— Start of RECORDS FOR THE TASK —

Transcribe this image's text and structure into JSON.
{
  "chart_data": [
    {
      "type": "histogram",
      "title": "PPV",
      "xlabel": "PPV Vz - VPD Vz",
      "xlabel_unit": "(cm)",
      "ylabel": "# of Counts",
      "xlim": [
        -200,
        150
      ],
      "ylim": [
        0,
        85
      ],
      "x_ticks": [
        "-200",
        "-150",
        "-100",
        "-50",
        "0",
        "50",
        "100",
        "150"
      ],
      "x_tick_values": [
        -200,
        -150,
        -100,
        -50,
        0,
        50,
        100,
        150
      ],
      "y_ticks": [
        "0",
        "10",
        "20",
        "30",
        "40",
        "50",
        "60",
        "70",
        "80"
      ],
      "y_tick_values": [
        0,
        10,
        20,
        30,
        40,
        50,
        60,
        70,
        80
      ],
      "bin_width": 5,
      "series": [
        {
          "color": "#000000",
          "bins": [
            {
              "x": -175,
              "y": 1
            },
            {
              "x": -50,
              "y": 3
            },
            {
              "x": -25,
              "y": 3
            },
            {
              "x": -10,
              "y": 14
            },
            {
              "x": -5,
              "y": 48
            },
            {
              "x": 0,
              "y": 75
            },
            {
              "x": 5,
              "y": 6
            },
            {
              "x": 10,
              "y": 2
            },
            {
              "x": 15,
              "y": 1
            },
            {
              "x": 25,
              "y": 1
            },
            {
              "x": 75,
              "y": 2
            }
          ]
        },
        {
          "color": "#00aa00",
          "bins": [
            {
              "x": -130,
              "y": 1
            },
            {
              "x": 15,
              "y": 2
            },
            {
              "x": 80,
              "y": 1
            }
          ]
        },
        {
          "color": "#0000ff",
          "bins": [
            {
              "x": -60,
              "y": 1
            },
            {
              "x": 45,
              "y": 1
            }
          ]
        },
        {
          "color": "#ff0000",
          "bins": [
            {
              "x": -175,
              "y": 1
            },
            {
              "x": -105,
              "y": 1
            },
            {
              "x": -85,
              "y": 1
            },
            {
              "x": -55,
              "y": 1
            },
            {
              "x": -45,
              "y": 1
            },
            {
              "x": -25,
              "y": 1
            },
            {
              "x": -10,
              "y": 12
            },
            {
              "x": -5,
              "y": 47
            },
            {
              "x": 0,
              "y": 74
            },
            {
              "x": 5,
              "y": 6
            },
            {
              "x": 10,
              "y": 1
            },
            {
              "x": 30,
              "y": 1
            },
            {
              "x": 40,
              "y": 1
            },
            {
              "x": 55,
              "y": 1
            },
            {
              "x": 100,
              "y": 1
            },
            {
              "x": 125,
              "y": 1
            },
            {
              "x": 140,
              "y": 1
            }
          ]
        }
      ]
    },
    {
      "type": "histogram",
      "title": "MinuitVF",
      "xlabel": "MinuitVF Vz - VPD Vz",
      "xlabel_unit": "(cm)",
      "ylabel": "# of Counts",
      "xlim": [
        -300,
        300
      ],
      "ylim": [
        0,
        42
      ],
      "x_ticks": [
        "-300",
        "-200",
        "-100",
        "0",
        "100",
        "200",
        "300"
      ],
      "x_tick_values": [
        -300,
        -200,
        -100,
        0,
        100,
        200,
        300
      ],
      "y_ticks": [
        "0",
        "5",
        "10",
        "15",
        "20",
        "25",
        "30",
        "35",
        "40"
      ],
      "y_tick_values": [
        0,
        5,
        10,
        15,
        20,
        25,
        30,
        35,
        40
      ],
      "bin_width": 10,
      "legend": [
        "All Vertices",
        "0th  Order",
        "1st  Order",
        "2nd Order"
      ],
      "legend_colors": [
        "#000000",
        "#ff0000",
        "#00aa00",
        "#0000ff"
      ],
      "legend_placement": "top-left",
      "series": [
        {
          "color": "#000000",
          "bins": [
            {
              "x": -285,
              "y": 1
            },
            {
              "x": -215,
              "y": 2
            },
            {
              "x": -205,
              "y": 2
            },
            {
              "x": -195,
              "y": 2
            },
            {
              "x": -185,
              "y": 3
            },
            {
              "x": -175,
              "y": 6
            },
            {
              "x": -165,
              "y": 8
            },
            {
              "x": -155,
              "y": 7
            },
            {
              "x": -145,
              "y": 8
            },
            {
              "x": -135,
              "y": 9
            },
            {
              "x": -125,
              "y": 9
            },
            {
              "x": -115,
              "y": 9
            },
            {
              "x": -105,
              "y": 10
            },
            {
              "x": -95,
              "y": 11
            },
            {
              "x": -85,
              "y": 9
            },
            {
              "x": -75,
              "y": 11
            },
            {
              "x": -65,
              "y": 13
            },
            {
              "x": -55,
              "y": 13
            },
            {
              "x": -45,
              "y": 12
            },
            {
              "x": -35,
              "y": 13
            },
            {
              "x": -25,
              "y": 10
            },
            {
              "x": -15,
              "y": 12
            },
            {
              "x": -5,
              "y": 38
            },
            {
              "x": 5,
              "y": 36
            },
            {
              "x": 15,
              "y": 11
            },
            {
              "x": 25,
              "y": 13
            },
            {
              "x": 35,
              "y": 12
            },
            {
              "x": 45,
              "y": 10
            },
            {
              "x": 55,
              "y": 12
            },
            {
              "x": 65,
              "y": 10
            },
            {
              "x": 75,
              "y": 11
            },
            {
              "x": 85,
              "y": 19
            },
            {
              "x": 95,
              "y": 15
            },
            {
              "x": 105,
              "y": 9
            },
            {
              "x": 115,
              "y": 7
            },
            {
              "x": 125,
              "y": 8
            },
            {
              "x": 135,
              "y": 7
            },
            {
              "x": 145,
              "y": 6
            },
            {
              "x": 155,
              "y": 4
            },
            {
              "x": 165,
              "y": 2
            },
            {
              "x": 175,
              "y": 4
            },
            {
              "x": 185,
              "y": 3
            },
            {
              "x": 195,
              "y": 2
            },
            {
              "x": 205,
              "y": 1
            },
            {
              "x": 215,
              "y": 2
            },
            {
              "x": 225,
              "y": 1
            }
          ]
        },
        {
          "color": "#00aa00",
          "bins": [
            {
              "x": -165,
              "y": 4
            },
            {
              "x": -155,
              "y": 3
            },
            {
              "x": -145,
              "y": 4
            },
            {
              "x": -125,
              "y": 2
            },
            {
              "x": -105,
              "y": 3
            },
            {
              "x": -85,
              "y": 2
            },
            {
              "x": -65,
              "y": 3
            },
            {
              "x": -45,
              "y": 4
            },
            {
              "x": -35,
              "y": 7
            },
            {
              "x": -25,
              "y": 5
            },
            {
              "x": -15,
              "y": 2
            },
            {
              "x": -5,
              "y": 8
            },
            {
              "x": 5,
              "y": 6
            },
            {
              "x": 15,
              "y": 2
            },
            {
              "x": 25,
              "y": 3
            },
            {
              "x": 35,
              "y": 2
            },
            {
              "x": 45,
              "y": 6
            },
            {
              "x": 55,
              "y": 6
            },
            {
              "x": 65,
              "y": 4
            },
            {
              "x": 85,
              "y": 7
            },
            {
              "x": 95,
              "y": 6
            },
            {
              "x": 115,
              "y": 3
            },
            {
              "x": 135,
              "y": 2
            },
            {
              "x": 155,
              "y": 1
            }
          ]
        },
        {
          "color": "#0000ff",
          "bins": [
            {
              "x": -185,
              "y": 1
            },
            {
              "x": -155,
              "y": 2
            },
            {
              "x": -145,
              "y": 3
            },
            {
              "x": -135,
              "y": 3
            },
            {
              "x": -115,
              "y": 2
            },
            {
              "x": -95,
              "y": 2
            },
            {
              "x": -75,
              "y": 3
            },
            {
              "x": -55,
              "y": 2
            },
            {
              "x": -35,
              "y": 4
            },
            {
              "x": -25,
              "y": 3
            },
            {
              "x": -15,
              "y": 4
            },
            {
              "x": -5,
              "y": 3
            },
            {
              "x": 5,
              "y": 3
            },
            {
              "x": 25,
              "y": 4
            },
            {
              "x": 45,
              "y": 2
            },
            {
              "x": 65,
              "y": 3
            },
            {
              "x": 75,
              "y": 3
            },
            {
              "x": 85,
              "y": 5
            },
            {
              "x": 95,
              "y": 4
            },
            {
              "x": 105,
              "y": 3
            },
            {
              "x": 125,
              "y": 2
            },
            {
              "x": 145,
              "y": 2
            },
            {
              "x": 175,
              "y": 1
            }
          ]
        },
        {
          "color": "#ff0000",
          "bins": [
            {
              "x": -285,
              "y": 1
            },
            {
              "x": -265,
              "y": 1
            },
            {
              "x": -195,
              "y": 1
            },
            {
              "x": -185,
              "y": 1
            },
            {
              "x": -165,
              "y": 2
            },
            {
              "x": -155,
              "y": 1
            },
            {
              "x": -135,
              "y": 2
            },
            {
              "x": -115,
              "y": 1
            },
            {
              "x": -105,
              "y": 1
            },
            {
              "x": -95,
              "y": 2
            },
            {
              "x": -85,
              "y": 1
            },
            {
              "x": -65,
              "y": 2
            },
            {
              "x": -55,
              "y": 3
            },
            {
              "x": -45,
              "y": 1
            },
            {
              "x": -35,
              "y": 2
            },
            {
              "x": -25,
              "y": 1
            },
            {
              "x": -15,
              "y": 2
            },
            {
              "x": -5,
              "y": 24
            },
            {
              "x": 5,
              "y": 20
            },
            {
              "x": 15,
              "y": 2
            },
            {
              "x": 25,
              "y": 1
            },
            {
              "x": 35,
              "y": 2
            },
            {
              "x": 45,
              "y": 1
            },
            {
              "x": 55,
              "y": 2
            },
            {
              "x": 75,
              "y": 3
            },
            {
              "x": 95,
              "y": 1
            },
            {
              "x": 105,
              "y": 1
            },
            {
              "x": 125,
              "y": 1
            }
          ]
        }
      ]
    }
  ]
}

— End of RECORDS FOR THE TASK —

▶ **WORK TO COMPLETE**
Of the lines in the data, how many contain the word "MinuitVF"? Provide the number and nothing further.

▶ **WORKED ANSWER**
2